*BRIEF*: Leaving out the pictures, transcribe all of the records faithfully.
### DATA TO PROCESS
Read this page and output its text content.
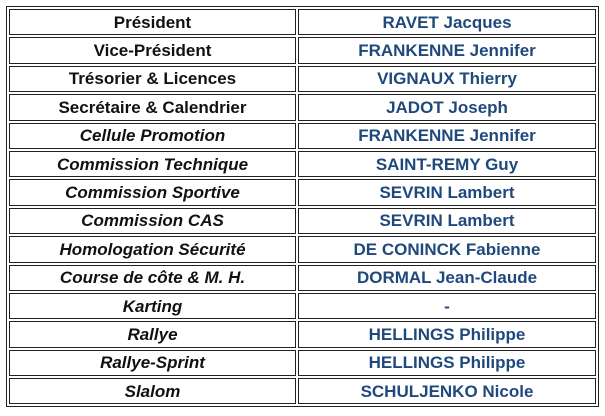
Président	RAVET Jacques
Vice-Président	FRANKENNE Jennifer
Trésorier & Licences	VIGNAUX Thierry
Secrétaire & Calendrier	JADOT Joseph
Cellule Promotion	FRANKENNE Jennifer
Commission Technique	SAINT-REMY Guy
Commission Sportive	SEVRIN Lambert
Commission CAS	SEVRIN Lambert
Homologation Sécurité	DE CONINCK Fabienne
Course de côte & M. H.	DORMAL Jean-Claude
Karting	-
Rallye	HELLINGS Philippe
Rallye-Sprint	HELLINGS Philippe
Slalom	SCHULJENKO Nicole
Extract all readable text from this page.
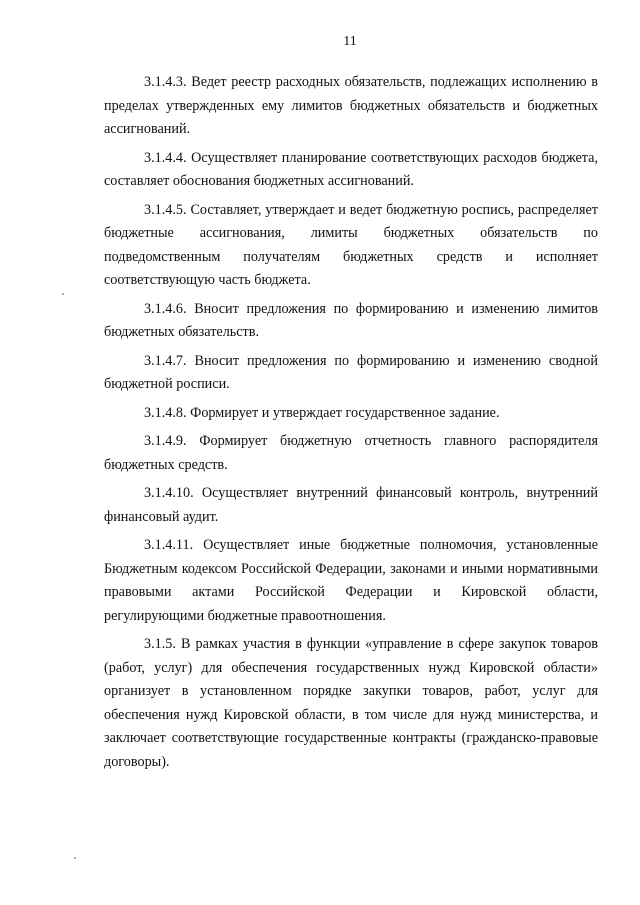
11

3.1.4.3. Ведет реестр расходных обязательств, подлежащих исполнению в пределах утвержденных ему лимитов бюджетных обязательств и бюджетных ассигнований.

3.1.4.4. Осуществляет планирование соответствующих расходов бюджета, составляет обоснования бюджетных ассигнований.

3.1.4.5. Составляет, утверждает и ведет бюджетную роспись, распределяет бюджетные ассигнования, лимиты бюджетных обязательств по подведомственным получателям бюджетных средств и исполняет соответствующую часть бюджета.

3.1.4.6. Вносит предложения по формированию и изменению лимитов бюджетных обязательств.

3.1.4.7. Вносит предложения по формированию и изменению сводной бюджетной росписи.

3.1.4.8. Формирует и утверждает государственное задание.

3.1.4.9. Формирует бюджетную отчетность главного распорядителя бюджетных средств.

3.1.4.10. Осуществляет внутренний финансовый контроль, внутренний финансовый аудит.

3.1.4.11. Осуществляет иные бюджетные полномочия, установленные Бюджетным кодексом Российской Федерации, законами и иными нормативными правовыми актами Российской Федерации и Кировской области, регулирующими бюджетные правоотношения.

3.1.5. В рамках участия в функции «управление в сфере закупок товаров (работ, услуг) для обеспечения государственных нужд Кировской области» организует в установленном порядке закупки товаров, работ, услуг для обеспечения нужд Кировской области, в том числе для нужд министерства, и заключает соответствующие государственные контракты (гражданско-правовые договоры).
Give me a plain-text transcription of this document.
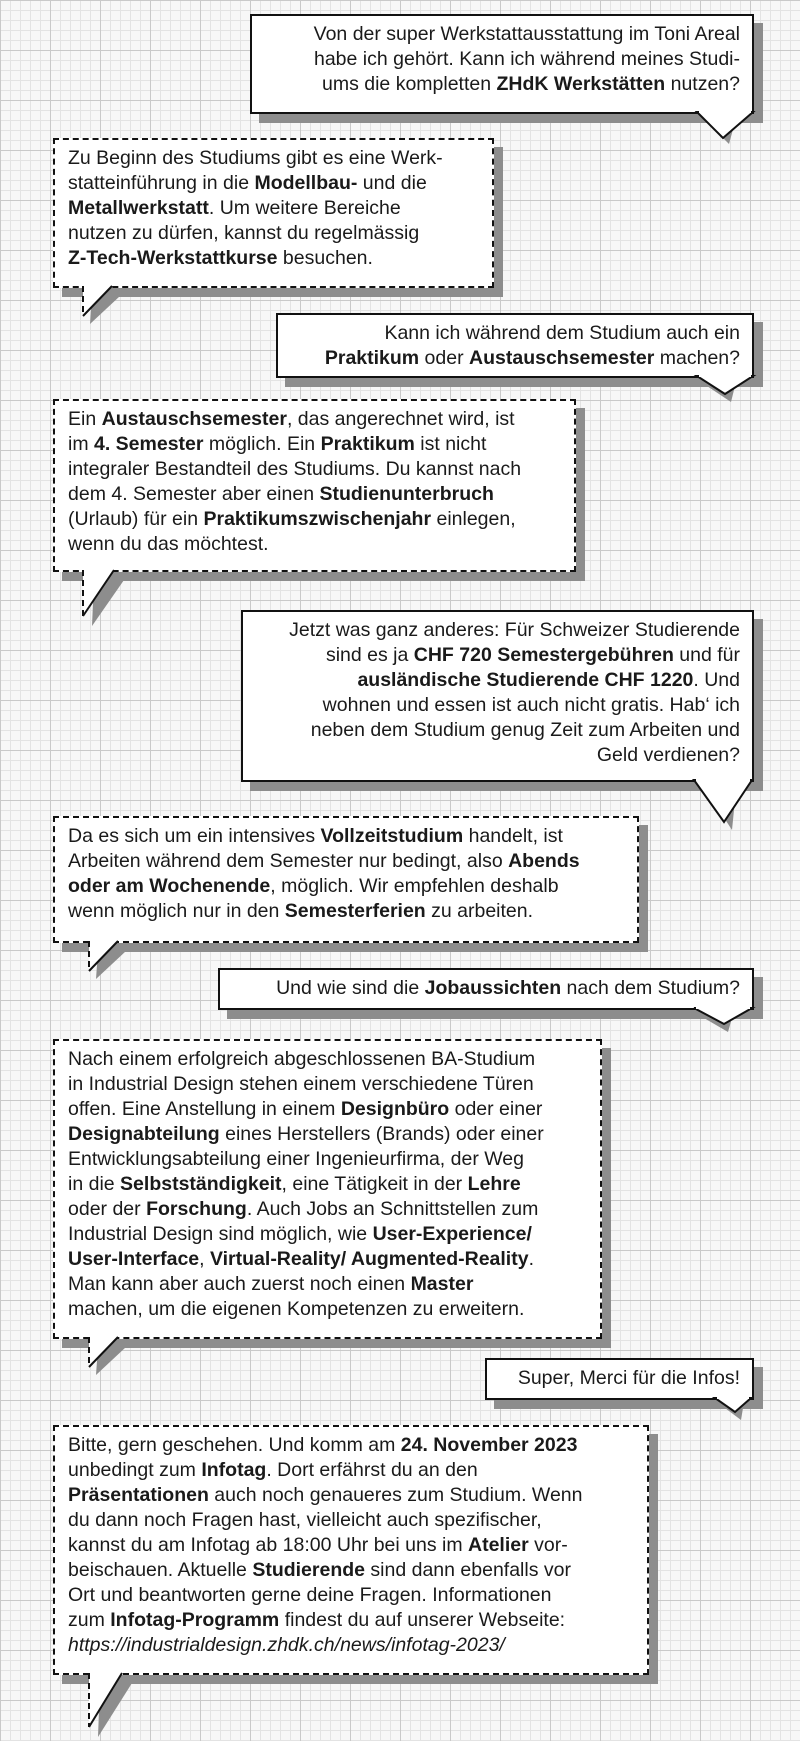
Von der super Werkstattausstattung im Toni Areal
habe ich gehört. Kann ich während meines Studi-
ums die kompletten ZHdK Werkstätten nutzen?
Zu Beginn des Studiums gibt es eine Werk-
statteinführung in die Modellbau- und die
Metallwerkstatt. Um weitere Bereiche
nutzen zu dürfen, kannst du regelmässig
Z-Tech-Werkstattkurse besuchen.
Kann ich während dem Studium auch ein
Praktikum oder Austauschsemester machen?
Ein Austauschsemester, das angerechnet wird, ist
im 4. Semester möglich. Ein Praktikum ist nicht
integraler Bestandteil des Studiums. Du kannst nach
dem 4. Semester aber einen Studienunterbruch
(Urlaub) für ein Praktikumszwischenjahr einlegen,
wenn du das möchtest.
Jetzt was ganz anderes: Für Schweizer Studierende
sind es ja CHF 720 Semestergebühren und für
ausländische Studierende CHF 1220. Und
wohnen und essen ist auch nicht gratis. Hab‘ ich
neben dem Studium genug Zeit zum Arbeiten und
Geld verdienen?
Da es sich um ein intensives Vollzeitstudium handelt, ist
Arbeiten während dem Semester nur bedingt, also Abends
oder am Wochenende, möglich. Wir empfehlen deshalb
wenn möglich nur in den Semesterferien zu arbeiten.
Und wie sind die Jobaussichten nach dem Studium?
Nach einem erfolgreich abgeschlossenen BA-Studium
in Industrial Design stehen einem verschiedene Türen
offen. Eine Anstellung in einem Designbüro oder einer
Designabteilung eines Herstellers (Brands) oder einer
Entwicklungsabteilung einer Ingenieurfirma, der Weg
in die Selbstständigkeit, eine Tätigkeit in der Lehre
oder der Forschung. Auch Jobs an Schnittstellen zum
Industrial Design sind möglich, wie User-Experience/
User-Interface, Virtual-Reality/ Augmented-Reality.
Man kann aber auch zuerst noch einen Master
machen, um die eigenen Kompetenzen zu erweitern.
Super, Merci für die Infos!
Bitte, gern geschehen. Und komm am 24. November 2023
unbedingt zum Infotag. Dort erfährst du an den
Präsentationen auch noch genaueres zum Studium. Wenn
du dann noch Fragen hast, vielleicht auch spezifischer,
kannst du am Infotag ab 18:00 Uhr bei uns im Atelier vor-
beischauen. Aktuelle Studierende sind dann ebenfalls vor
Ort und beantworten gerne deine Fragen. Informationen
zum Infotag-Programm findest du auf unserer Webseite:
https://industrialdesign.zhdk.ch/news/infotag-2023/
######
*RESPONSE TO THE TASK*:
Read this page and output its text content.
Président	RAVET Jacques
Vice-Président	FRANKENNE Jennifer
Trésorier & Licences	VIGNAUX Thierry
Secrétaire & Calendrier	JADOT Joseph
Cellule Promotion	FRANKENNE Jennifer
Commission Technique	SAINT-REMY Guy
Commission Sportive	SEVRIN Lambert
Commission CAS	SEVRIN Lambert
Homologation Sécurité	DE CONINCK Fabienne
Course de côte & M. H.	DORMAL Jean-Claude
Karting	-
Rallye	HELLINGS Philippe
Rallye-Sprint	HELLINGS Philippe
Slalom	SCHULJENKO Nicole
Extract all readable text from this page.
11

3.1.4.3. Ведет реестр расходных обязательств, подлежащих исполнению в пределах утвержденных ему лимитов бюджетных обязательств и бюджетных ассигнований.

3.1.4.4. Осуществляет планирование соответствующих расходов бюджета, составляет обоснования бюджетных ассигнований.

3.1.4.5. Составляет, утверждает и ведет бюджетную роспись, распределяет бюджетные ассигнования, лимиты бюджетных обязательств по подведомственным получателям бюджетных средств и исполняет соответствующую часть бюджета.

3.1.4.6. Вносит предложения по формированию и изменению лимитов бюджетных обязательств.

3.1.4.7. Вносит предложения по формированию и изменению сводной бюджетной росписи.

3.1.4.8. Формирует и утверждает государственное задание.

3.1.4.9. Формирует бюджетную отчетность главного распорядителя бюджетных средств.

3.1.4.10. Осуществляет внутренний финансовый контроль, внутренний финансовый аудит.

3.1.4.11. Осуществляет иные бюджетные полномочия, установленные Бюджетным кодексом Российской Федерации, законами и иными нормативными правовыми актами Российской Федерации и Кировской области, регулирующими бюджетные правоотношения.

3.1.5. В рамках участия в функции «управление в сфере закупок товаров (работ, услуг) для обеспечения государственных нужд Кировской области» организует в установленном порядке закупки товаров, работ, услуг для обеспечения нужд Кировской области, в том числе для нужд министерства, и заключает соответствующие государственные контракты (гражданско-правовые договоры).
Give me a plain-text transcription of this document.
Von der super Werkstattausstattung im Toni Areal
habe ich gehört. Kann ich während meines Studi-
ums die kompletten ZHdK Werkstätten nutzen?
Zu Beginn des Studiums gibt es eine Werk-
statteinführung in die Modellbau- und die
Metallwerkstatt. Um weitere Bereiche
nutzen zu dürfen, kannst du regelmässig
Z-Tech-Werkstattkurse besuchen.
Kann ich während dem Studium auch ein
Praktikum oder Austauschsemester machen?
Ein Austauschsemester, das angerechnet wird, ist
im 4. Semester möglich. Ein Praktikum ist nicht
integraler Bestandteil des Studiums. Du kannst nach
dem 4. Semester aber einen Studienunterbruch
(Urlaub) für ein Praktikumszwischenjahr einlegen,
wenn du das möchtest.
Jetzt was ganz anderes: Für Schweizer Studierende
sind es ja CHF 720 Semestergebühren und für
ausländische Studierende CHF 1220. Und
wohnen und essen ist auch nicht gratis. Hab‘ ich
neben dem Studium genug Zeit zum Arbeiten und
Geld verdienen?
Da es sich um ein intensives Vollzeitstudium handelt, ist
Arbeiten während dem Semester nur bedingt, also Abends
oder am Wochenende, möglich. Wir empfehlen deshalb
wenn möglich nur in den Semesterferien zu arbeiten.
Und wie sind die Jobaussichten nach dem Studium?
Nach einem erfolgreich abgeschlossenen BA-Studium
in Industrial Design stehen einem verschiedene Türen
offen. Eine Anstellung in einem Designbüro oder einer
Designabteilung eines Herstellers (Brands) oder einer
Entwicklungsabteilung einer Ingenieurfirma, der Weg
in die Selbstständigkeit, eine Tätigkeit in der Lehre
oder der Forschung. Auch Jobs an Schnittstellen zum
Industrial Design sind möglich, wie User-Experience/
User-Interface, Virtual-Reality/ Augmented-Reality.
Man kann aber auch zuerst noch einen Master
machen, um die eigenen Kompetenzen zu erweitern.
Super, Merci für die Infos!
Bitte, gern geschehen. Und komm am 24. November 2023
unbedingt zum Infotag. Dort erfährst du an den
Präsentationen auch noch genaueres zum Studium. Wenn
du dann noch Fragen hast, vielleicht auch spezifischer,
kannst du am Infotag ab 18:00 Uhr bei uns im Atelier vor-
beischauen. Aktuelle Studierende sind dann ebenfalls vor
Ort und beantworten gerne deine Fragen. Informationen
zum Infotag-Programm findest du auf unserer Webseite:
https://industrialdesign.zhdk.ch/news/infotag-2023/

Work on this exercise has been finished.